(Box coordinate listings)

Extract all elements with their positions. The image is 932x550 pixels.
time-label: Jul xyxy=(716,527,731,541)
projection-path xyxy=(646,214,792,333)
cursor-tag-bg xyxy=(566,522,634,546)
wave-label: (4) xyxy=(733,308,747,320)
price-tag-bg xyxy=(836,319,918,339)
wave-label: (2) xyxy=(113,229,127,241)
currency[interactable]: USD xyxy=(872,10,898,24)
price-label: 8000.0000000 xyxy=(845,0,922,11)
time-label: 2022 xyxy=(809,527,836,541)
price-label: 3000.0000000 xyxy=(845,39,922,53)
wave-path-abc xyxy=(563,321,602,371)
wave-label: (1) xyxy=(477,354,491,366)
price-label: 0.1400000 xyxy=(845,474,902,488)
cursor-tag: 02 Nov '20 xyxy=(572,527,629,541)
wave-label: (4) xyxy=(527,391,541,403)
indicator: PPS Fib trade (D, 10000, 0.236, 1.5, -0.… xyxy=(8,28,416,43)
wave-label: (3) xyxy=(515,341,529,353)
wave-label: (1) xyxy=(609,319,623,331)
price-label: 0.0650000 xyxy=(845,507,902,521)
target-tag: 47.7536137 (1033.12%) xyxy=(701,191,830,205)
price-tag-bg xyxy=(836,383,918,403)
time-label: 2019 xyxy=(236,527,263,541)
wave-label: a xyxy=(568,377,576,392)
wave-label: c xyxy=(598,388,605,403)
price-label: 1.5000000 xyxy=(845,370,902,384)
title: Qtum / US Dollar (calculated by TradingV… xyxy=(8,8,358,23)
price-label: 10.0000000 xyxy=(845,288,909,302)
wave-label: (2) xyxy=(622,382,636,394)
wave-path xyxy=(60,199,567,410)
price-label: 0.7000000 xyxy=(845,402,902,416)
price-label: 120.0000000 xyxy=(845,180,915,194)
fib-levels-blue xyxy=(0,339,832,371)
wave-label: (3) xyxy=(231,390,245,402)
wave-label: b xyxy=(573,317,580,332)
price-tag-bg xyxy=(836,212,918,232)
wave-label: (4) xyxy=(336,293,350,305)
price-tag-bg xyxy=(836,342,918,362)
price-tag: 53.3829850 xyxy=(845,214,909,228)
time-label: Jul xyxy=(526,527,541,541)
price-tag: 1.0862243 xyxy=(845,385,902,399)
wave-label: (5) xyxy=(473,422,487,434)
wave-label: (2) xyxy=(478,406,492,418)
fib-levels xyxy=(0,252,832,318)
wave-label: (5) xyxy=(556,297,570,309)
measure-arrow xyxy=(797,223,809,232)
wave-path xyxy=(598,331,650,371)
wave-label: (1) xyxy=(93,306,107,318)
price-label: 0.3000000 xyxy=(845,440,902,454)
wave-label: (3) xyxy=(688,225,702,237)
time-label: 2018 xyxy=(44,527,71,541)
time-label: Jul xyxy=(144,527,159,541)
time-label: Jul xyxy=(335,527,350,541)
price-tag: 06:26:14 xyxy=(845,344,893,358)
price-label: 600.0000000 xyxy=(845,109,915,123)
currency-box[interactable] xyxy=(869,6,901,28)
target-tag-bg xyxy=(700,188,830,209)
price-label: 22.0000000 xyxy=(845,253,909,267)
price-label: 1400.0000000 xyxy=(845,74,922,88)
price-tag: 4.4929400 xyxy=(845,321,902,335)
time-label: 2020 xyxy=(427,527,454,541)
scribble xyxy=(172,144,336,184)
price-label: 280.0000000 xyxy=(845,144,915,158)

---

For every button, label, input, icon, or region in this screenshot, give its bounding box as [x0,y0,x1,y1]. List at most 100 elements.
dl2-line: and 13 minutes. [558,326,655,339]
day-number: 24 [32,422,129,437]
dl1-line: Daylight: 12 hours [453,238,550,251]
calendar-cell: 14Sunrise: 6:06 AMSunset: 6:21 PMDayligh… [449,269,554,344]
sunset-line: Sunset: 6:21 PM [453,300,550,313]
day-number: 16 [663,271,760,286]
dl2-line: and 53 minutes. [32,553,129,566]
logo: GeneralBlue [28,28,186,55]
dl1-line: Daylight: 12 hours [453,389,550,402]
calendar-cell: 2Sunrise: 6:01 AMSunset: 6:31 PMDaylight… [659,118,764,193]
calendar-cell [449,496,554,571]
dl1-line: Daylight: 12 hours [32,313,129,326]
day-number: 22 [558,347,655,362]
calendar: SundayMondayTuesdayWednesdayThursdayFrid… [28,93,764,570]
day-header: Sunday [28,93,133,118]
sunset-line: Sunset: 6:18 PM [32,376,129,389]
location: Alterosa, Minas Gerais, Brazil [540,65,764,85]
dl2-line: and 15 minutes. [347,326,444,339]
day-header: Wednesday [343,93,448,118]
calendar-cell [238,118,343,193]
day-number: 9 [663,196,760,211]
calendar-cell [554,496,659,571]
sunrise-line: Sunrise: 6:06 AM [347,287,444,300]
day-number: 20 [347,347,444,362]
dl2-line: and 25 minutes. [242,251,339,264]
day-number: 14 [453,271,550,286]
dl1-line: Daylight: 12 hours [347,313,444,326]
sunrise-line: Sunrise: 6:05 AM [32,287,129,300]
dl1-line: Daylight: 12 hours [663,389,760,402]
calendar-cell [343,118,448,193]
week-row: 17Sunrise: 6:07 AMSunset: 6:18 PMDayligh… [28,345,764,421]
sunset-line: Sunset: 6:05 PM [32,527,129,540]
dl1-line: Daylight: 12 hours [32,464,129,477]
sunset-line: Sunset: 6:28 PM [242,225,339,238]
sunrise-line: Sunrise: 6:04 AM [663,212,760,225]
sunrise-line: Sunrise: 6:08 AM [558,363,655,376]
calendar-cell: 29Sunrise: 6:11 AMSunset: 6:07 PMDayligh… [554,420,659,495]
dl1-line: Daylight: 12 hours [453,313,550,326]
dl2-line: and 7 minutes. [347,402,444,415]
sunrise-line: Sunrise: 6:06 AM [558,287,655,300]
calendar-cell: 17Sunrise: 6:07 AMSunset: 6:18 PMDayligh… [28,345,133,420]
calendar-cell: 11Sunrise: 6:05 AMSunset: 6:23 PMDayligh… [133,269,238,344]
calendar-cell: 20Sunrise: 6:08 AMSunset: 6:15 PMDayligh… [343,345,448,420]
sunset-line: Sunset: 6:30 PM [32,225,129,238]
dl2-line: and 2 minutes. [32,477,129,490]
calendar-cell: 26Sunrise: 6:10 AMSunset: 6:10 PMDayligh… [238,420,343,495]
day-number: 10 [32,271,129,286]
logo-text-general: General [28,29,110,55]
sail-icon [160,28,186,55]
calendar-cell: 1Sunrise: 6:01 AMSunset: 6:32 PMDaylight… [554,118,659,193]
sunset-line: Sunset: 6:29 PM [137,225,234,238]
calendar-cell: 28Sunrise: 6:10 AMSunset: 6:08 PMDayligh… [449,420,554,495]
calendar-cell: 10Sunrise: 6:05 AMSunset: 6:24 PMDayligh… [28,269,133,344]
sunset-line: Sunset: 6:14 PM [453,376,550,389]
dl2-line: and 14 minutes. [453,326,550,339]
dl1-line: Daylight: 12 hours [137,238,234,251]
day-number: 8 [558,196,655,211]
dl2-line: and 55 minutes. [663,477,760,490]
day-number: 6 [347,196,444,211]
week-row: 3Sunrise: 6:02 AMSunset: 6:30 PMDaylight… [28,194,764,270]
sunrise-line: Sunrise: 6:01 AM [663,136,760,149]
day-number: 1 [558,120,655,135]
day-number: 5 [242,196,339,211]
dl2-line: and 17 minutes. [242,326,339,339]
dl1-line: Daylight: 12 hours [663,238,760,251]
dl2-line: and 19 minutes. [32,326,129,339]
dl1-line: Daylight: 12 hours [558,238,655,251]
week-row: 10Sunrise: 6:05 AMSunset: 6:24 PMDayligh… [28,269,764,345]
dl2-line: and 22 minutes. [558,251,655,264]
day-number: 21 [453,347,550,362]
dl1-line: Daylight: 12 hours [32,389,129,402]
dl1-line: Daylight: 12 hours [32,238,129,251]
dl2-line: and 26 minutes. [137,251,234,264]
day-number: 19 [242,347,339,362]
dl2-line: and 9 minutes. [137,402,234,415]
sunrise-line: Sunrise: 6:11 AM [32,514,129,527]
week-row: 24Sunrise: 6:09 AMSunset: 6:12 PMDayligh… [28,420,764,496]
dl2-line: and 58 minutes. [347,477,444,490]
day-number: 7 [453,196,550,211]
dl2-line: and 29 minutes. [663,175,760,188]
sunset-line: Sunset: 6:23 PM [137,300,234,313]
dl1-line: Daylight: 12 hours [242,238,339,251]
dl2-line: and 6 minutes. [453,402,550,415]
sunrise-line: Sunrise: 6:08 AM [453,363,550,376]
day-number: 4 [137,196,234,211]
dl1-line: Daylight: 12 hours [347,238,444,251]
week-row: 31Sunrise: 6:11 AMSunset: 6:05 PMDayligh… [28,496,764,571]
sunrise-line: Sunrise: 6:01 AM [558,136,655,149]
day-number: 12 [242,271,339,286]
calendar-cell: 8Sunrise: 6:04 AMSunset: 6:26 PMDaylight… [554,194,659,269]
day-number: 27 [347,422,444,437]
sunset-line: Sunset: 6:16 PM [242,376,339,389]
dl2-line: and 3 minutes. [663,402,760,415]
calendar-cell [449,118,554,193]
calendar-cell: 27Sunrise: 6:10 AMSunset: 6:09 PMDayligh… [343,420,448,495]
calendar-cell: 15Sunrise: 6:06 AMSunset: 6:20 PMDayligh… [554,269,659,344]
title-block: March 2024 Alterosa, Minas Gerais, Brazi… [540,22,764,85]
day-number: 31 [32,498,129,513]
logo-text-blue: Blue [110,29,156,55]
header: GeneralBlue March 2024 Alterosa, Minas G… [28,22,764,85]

---

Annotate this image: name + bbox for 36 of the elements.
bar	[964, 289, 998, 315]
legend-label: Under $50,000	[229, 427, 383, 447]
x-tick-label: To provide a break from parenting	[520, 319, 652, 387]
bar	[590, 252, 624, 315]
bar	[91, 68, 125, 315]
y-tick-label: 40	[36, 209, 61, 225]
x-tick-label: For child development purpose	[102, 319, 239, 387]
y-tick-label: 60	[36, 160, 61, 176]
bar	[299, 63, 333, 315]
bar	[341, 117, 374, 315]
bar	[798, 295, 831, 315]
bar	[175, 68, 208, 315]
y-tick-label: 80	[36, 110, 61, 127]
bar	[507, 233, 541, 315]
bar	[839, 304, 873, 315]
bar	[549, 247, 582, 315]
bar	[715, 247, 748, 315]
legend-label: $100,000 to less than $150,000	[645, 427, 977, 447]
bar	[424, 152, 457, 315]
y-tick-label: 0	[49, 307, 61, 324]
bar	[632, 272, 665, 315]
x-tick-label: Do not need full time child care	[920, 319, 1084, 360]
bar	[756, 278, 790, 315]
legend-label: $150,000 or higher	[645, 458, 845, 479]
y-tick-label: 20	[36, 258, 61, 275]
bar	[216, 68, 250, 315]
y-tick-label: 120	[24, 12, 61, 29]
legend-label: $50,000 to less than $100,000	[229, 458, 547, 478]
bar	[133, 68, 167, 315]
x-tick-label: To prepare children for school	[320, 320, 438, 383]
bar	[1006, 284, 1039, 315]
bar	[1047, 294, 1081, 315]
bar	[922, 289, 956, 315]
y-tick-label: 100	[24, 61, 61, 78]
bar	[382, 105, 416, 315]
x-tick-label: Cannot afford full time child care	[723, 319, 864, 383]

* PROBLEM REQUIREMENTS: Output the lines of the data beginning with the line containing "Extract all elements" and continuing through the line containing "price-label: 1.5000000 xyxy=(845,370,902,384)", copied exactly as they appear.

* RESPONSE TO THE EXERCISE:
Extract all elements with their positions. The image is 932x550 pixels.
time-label: Jul xyxy=(716,527,731,541)
projection-path xyxy=(646,214,792,333)
cursor-tag-bg xyxy=(566,522,634,546)
wave-label: (4) xyxy=(733,308,747,320)
price-tag-bg xyxy=(836,319,918,339)
wave-label: (2) xyxy=(113,229,127,241)
currency[interactable]: USD xyxy=(872,10,898,24)
price-label: 8000.0000000 xyxy=(845,0,922,11)
time-label: 2022 xyxy=(809,527,836,541)
price-label: 3000.0000000 xyxy=(845,39,922,53)
wave-path-abc xyxy=(563,321,602,371)
wave-label: (1) xyxy=(477,354,491,366)
price-label: 0.1400000 xyxy=(845,474,902,488)
cursor-tag: 02 Nov '20 xyxy=(572,527,629,541)
wave-label: (4) xyxy=(527,391,541,403)
indicator: PPS Fib trade (D, 10000, 0.236, 1.5, -0.… xyxy=(8,28,416,43)
wave-label: (3) xyxy=(515,341,529,353)
wave-label: (1) xyxy=(609,319,623,331)
price-label: 0.0650000 xyxy=(845,507,902,521)
target-tag: 47.7536137 (1033.12%) xyxy=(701,191,830,205)
price-tag-bg xyxy=(836,383,918,403)
time-label: 2019 xyxy=(236,527,263,541)
wave-label: a xyxy=(568,377,576,392)
wave-label: c xyxy=(598,388,605,403)
price-label: 1.5000000 xyxy=(845,370,902,384)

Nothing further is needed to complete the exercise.